Problem description> Produce the listing below again, exactly as shown.

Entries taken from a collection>
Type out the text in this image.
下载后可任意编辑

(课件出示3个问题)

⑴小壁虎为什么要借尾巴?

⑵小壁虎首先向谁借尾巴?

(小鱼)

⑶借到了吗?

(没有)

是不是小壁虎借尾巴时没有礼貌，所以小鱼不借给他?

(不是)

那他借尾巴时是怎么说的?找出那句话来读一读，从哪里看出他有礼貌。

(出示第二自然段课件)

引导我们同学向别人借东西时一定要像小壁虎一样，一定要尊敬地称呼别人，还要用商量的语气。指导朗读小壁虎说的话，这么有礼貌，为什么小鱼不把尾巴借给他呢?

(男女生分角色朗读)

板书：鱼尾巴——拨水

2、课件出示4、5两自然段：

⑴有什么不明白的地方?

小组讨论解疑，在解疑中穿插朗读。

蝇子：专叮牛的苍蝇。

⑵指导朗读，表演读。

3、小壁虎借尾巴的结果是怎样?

Finished task>
Type out the text in this image.
下载后可任意编辑

(课件出示3个问题)

⑴小壁虎为什么要借尾巴?

⑵小壁虎首先向谁借尾巴?

(小鱼)

⑶借到了吗?

(没有)

是不是小壁虎借尾巴时没有礼貌，所以小鱼不借给他?

(不是)

那他借尾巴时是怎么说的?找出那句话来读一读，从哪里看出他有礼貌。

(出示第二自然段课件)

引导我们同学向别人借东西时一定要像小壁虎一样，一定要尊敬地称呼别人，还要用商量的语气。指导朗读小壁虎说的话，这么有礼貌，为什么小鱼不把尾巴借给他呢?

(男女生分角色朗读)

板书：鱼尾巴——拨水

2、课件出示4、5两自然段：

⑴有什么不明白的地方?

小组讨论解疑，在解疑中穿插朗读。

蝇子：专叮牛的苍蝇。

⑵指导朗读，表演读。

3、小壁虎借尾巴的结果是怎样?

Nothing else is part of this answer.